>>>>

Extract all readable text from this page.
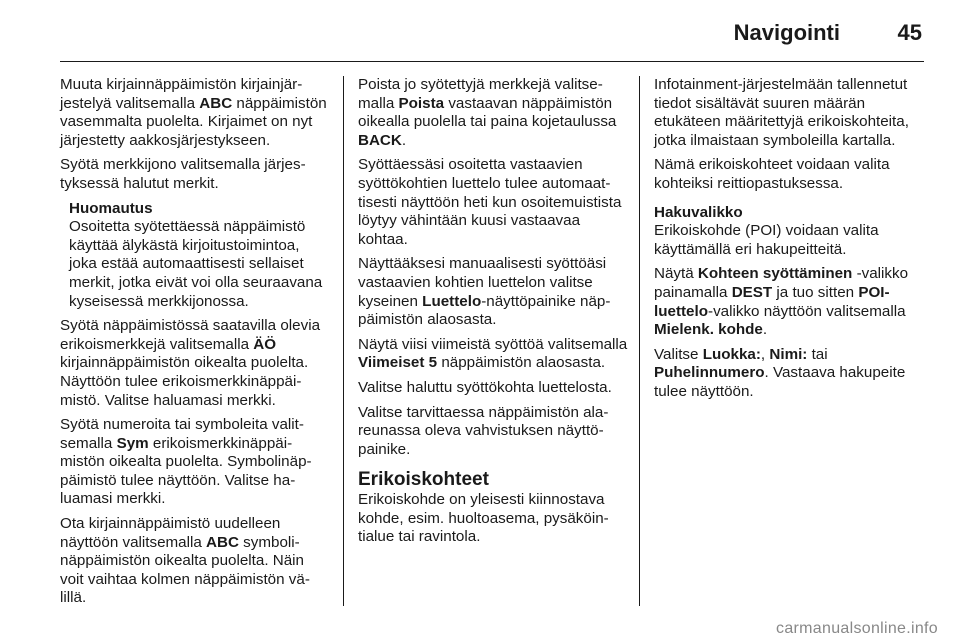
Navigointi	45

Muuta kirjainnäppäimistön kirjainjärjestelyä valitsemalla ABC näppäimistön vasemmalta puolelta. Kirjaimet on nyt järjestetty aakkosjärjestykseen.

Syötä merkkijono valitsemalla järjestyksessä halutut merkit.

Huomautus
Osoitetta syötettäessä näppäimistö käyttää älykästä kirjoitustoimintoa, joka estää automaattisesti sellaiset merkit, jotka eivät voi olla seuraavana kyseisessä merkkijonossa.

Syötä näppäimistössä saatavilla olevia erikoismerkkejä valitsemalla ÄÖ kirjainnäppäimistön oikealta puolelta. Näyttöön tulee erikoismerkkinäppäimistö. Valitse haluamasi merkki.

Syötä numeroita tai symboleita valitsemalla Sym erikoismerkkinäppäimistön oikealta puolelta. Symbolinäppäimistö tulee näyttöön. Valitse haluamasi merkki.

Ota kirjainnäppäimistö uudelleen näyttöön valitsemalla ABC symbolinäppäimistön oikealta puolelta. Näin voit vaihtaa kolmen näppäimistön välillä.

Poista jo syötettyjä merkkejä valitsemalla Poista vastaavan näppäimistön oikealla puolella tai paina kojetaulussa BACK.

Syöttäessäsi osoitetta vastaavien syöttökohtien luettelo tulee automaattisesti näyttöön heti kun osoitemuistista löytyy vähintään kuusi vastaavaa kohtaa.

Näyttääksesi manuaalisesti syöttöäsi vastaavien kohtien luettelon valitse kyseinen Luettelo-näyttöpainike näppäimistön alaosasta.

Näytä viisi viimeistä syöttöä valitsemalla Viimeiset 5 näppäimistön alaosasta.

Valitse haluttu syöttökohta luettelosta.

Valitse tarvittaessa näppäimistön alareunassa oleva vahvistuksen näyttöpainike.

Erikoiskohteet

Erikoiskohde on yleisesti kiinnostava kohde, esim. huoltoasema, pysäköintialue tai ravintola.

Infotainment-järjestelmään tallennetut tiedot sisältävät suuren määrän etukäteen määritettyjä erikoiskohteita, jotka ilmaistaan symboleilla kartalla.

Nämä erikoiskohteet voidaan valita kohteiksi reittiopastuksessa.

Hakuvalikko

Erikoiskohde (POI) voidaan valita käyttämällä eri hakupeitteitä.

Näytä Kohteen syöttäminen -valikko painamalla DEST ja tuo sitten POI-luettelo-valikko näyttöön valitsemalla Mielenk. kohde.

Valitse Luokka:, Nimi: tai Puhelinnumero. Vastaava hakupeite tulee näyttöön.

carmanualsonline.info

<<<<

Pick out each line containing the string "Syötä" and copy it.

Syötä merkkijono valitsemalla järjestyksessä halutut merkit.
Syötä näppäimistössä saatavilla olevia erikoismerkkejä valitsemalla ÄÖ kirjainnäppäimistön oikealta puolelta. Näyttöön tulee erikoismerkkinäppäimistö. Valitse haluamasi merkki.
Syötä numeroita tai symboleita valitsemalla Sym erikoismerkkinäppäimistön oikealta puolelta. Symbolinäppäimistö tulee näyttöön. Valitse haluamasi merkki.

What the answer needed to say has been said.